TASK BRIEF
Look through the material below. Copy every line with the string "JSON" in it.

SUPPLIED DATA
= = = = =

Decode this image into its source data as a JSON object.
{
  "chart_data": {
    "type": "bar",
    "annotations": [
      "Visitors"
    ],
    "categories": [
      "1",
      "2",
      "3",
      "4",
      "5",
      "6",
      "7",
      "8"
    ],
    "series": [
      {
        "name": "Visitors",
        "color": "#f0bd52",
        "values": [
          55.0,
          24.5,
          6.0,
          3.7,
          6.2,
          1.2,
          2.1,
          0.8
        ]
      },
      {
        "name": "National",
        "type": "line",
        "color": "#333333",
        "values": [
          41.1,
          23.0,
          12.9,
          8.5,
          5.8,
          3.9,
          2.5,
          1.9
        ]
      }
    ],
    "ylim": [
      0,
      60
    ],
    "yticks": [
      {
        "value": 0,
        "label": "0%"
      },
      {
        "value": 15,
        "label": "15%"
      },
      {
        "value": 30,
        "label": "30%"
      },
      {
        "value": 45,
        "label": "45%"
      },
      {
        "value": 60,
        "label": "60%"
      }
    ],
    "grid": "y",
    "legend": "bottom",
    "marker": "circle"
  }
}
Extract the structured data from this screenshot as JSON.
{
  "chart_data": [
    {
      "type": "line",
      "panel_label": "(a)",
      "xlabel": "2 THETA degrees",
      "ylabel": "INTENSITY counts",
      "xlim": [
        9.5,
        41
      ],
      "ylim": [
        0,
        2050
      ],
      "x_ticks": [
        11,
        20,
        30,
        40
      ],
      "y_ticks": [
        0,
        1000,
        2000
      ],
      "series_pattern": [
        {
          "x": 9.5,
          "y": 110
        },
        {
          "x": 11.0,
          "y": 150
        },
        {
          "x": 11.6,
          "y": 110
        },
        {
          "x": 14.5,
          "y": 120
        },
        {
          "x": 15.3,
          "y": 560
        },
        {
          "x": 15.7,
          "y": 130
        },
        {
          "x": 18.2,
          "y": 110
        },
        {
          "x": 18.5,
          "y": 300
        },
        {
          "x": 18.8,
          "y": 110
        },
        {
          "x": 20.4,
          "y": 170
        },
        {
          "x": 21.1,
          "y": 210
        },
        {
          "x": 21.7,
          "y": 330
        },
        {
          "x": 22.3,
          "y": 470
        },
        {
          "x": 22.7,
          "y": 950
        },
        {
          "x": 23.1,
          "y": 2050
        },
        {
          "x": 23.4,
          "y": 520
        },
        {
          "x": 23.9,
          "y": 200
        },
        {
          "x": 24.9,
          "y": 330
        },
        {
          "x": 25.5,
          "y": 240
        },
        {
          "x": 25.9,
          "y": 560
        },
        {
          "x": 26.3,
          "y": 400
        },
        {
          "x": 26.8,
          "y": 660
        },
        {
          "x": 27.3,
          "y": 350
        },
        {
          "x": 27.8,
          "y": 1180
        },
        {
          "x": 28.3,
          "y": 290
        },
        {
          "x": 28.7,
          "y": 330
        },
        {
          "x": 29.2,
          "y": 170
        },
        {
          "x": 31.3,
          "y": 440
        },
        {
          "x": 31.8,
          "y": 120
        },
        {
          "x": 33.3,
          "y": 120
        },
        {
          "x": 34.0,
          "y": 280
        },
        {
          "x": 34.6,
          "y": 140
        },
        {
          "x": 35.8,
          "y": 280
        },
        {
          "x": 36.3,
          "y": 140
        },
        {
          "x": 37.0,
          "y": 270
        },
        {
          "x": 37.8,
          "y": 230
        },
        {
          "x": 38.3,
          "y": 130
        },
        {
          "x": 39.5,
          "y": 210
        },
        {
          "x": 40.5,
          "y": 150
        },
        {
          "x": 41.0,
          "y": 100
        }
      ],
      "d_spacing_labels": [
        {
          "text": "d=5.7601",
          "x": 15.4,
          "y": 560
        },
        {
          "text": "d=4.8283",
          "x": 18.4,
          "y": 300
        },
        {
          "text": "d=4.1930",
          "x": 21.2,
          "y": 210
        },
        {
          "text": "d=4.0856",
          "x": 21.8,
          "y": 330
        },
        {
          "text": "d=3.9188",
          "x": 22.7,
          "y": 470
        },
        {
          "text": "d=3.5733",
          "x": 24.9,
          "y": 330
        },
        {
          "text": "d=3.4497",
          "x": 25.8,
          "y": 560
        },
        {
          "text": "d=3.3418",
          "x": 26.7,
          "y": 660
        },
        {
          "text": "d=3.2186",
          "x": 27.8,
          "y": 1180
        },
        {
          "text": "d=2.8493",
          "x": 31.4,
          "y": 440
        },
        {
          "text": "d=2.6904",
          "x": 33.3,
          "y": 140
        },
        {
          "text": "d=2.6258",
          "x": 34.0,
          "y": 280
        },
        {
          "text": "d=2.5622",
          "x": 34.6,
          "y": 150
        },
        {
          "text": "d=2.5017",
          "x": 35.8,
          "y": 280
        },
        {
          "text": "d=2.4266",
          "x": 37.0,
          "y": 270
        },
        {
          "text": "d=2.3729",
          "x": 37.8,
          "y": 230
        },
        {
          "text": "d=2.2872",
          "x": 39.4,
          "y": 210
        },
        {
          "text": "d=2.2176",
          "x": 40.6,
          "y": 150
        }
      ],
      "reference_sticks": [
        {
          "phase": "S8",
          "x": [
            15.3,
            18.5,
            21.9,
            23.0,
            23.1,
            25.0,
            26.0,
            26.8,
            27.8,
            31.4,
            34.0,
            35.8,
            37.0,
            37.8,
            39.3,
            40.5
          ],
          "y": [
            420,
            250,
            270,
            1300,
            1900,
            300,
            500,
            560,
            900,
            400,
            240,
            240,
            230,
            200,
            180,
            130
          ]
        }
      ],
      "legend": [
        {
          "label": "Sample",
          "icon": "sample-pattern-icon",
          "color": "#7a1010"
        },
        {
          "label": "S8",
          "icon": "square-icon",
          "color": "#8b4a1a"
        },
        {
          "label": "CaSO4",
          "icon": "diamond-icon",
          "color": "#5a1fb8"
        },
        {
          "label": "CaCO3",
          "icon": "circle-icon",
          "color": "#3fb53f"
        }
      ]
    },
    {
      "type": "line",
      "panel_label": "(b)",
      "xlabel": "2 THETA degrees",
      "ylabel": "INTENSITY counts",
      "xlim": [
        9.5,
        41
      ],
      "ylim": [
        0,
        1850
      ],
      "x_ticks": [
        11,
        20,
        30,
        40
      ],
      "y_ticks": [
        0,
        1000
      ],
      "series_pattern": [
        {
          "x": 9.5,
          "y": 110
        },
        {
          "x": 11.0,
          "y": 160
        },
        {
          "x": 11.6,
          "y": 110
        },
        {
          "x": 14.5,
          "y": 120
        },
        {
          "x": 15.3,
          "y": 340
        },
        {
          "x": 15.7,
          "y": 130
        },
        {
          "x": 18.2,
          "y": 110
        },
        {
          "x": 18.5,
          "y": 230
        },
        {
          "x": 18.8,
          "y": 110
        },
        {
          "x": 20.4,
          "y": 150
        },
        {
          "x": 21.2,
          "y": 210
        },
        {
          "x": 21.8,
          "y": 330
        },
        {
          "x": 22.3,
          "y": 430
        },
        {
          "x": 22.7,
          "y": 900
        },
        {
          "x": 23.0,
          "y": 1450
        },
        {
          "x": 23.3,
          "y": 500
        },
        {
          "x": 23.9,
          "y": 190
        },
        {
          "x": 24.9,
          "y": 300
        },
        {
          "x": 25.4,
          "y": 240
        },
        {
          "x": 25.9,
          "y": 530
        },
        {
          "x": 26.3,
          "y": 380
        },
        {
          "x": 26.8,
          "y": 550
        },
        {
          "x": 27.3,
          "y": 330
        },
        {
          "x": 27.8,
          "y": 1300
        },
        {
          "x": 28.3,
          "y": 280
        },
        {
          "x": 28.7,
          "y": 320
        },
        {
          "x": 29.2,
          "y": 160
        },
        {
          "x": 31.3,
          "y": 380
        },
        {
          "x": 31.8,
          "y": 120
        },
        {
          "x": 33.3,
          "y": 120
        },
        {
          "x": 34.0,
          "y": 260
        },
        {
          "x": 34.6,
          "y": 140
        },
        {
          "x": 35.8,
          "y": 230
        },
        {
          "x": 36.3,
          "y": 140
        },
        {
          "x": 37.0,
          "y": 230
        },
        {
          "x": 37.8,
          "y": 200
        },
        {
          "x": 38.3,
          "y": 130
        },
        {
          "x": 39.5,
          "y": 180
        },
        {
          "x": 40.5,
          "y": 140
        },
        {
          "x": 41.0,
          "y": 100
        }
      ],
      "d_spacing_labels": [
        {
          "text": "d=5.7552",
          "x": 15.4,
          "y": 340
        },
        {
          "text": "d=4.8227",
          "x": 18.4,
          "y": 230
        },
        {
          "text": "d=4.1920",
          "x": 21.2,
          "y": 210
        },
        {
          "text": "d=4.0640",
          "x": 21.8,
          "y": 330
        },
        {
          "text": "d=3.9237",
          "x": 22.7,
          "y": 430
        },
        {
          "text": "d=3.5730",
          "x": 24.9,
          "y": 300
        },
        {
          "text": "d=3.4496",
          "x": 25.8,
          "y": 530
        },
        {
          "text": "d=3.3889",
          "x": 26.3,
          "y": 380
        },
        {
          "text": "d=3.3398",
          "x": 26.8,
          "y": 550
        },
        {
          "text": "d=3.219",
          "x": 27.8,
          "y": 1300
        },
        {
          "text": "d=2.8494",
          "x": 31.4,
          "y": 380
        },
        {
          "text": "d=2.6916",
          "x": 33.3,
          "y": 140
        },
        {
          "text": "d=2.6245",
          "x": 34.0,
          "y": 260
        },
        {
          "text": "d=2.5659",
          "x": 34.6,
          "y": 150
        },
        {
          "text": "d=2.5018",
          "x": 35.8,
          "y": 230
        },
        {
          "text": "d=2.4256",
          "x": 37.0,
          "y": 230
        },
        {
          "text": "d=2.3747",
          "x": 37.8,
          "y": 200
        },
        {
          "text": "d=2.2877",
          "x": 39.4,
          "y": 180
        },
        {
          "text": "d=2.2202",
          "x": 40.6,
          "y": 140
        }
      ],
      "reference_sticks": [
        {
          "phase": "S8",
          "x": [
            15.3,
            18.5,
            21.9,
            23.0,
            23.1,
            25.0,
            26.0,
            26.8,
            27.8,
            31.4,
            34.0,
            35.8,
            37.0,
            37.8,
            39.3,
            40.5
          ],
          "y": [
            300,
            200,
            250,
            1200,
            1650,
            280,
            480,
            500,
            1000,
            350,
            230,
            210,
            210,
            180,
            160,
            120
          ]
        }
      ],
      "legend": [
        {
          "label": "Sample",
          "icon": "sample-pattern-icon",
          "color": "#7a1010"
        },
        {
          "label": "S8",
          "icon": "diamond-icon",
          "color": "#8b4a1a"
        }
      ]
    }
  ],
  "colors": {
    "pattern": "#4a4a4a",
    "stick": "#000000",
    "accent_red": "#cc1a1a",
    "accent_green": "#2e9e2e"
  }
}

= = = = =

RESULT FOR THIS TASK
Decode this image into its source data as a JSON object.
Extract the structured data from this screenshot as JSON.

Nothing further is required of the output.